WHAT THE EXERCISE ASKS: Identify each line below that contains the word "background", and copy it out.

(Stored data entries)

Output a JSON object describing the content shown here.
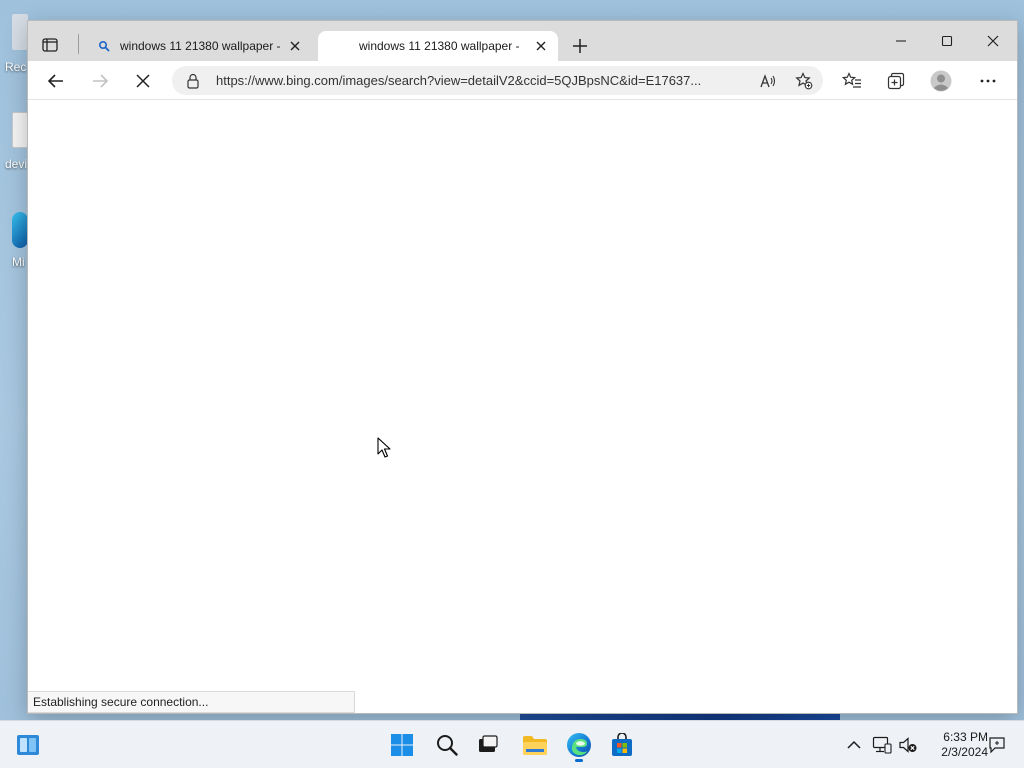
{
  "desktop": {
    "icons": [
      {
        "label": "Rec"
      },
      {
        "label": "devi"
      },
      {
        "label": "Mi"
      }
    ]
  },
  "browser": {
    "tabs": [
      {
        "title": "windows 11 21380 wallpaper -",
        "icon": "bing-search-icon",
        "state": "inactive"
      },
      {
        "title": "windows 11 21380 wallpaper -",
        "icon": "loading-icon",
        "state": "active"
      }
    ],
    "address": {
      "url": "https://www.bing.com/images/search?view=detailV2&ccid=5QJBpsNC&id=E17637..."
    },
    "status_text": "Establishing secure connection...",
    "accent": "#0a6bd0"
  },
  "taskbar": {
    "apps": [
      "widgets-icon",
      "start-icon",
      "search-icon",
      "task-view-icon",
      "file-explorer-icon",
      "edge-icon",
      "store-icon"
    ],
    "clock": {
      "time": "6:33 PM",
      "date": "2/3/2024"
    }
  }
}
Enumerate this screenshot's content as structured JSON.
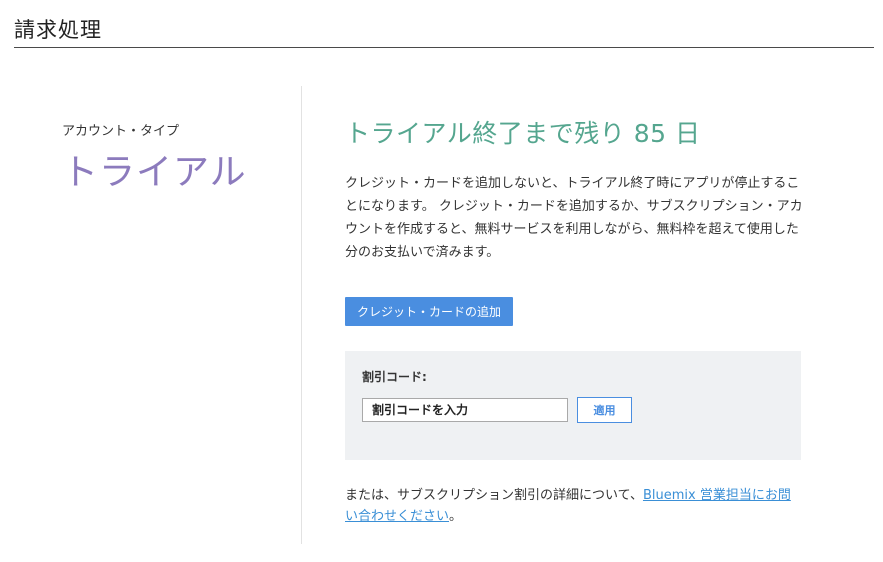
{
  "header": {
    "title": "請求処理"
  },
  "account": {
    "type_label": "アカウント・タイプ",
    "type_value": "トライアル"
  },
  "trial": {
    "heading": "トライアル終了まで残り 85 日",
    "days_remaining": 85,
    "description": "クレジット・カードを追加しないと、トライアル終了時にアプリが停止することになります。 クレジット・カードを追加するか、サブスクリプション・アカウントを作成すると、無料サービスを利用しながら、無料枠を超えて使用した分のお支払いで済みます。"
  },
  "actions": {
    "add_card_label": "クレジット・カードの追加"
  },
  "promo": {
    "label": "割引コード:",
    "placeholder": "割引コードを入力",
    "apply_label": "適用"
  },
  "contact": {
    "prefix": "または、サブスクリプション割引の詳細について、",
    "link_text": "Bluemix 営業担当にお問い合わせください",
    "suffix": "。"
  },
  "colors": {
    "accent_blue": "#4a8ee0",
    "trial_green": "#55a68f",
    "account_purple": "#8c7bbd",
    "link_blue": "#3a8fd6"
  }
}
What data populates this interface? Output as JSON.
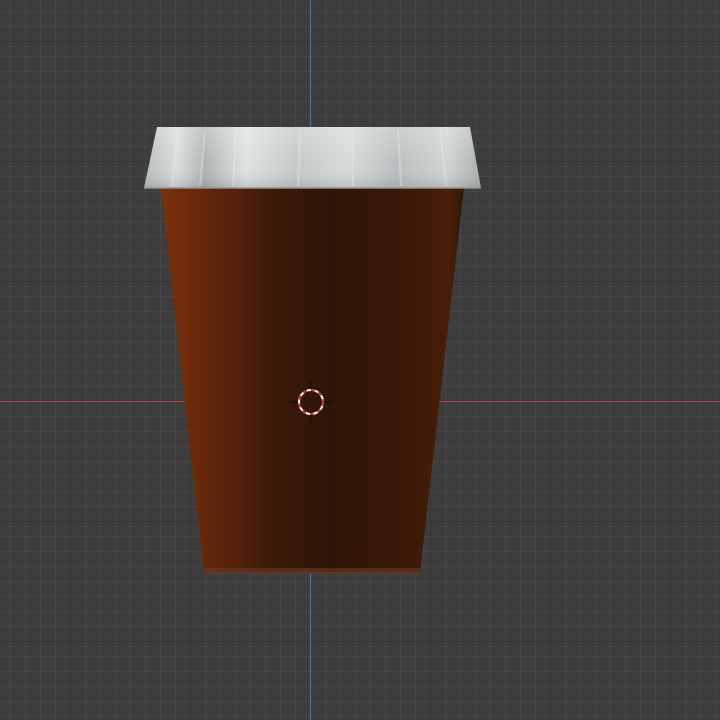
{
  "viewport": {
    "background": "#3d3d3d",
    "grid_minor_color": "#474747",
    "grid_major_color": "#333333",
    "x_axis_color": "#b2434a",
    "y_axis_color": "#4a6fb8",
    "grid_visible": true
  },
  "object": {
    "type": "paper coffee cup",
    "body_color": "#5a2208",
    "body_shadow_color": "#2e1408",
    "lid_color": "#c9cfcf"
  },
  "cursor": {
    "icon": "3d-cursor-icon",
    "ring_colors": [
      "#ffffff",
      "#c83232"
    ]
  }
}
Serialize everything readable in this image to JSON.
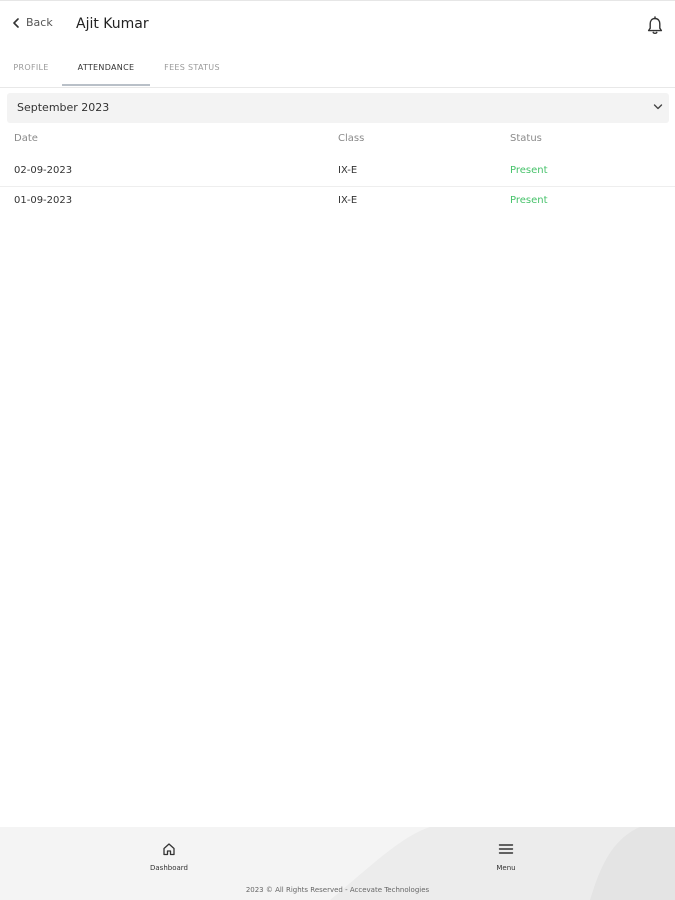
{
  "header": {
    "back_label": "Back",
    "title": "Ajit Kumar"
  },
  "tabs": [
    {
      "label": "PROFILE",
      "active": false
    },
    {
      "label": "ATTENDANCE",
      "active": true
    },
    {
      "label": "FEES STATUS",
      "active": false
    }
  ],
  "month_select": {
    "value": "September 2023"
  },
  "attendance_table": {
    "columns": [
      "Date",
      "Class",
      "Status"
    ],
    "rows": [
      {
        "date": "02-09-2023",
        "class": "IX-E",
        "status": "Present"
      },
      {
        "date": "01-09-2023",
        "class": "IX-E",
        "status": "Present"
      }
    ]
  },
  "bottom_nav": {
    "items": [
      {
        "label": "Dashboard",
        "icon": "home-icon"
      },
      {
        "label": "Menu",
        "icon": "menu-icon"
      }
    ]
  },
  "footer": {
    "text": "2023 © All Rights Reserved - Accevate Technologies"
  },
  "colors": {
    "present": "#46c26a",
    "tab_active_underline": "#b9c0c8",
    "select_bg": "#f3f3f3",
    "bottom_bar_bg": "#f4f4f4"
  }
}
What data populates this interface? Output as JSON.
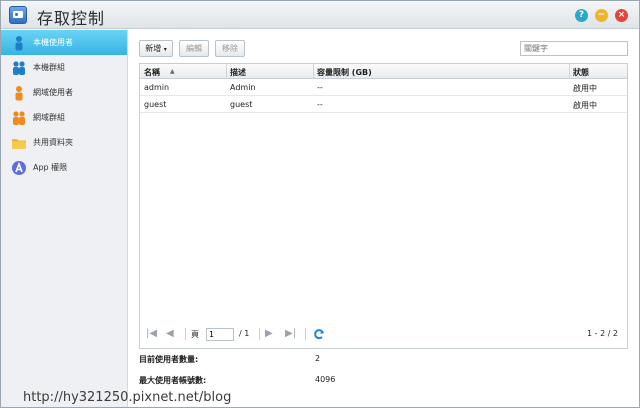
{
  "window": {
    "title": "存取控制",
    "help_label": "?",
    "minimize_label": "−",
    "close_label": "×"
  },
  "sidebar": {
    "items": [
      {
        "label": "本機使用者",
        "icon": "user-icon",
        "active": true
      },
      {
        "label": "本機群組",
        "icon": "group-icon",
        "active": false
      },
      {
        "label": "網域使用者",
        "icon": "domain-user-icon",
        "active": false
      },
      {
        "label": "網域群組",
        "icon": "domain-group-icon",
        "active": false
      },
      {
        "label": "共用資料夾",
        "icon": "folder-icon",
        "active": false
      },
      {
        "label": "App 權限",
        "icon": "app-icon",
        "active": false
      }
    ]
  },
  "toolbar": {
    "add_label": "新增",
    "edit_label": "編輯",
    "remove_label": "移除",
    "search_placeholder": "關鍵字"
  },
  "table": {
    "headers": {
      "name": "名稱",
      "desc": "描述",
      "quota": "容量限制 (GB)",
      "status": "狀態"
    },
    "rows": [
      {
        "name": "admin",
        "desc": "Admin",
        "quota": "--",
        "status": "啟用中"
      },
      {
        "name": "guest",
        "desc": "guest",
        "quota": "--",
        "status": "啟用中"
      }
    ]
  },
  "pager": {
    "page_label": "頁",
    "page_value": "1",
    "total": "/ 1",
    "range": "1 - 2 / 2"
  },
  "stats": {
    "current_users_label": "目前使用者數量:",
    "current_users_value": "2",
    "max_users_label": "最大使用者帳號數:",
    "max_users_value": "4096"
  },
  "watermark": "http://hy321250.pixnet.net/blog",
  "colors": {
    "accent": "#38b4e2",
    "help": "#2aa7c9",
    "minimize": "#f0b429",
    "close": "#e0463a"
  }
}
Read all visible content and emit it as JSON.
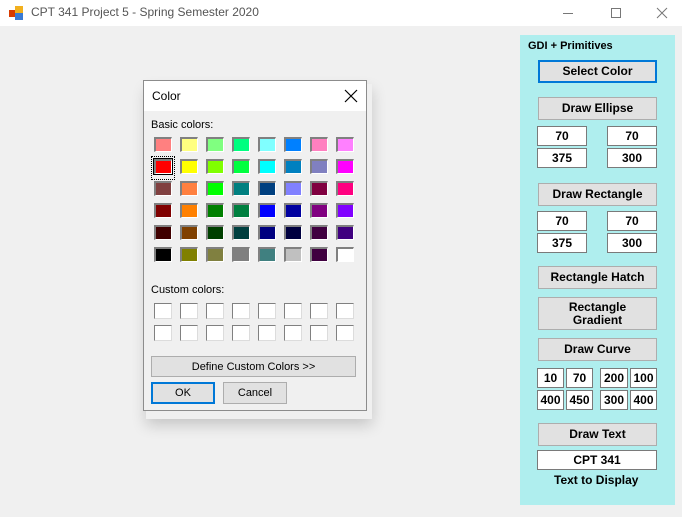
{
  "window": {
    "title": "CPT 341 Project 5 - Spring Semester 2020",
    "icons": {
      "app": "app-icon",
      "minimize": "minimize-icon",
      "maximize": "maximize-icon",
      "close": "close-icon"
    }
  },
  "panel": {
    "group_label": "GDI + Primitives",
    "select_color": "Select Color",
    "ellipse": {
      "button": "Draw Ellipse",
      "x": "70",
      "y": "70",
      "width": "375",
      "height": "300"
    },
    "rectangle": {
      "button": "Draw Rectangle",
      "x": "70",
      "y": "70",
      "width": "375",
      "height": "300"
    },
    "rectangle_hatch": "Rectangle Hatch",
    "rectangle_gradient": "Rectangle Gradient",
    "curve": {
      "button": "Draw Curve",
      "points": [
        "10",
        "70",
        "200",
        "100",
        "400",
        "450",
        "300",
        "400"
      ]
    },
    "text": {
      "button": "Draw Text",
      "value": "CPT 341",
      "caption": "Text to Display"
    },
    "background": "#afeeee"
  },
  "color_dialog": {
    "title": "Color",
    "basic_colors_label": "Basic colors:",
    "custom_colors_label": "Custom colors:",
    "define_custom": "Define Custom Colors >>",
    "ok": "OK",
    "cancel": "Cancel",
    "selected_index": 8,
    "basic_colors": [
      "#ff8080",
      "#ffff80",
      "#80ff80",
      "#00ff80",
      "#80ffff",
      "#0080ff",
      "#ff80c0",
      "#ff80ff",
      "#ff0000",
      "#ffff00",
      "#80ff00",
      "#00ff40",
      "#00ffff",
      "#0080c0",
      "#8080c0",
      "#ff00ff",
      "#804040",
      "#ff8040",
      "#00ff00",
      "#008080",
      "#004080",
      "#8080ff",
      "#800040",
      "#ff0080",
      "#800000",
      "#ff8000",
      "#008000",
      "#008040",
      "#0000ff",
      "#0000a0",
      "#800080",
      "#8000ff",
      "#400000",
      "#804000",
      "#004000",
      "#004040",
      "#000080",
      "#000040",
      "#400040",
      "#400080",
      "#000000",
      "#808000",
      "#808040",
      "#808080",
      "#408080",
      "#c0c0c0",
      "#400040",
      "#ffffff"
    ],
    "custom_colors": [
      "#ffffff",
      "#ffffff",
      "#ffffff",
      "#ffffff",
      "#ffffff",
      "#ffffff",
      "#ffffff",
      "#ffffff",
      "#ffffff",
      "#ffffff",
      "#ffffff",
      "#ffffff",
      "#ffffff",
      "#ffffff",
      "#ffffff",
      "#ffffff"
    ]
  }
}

TASK RESPONSE:
    "background": "#3d3d3d",
    "background": "#afeeee"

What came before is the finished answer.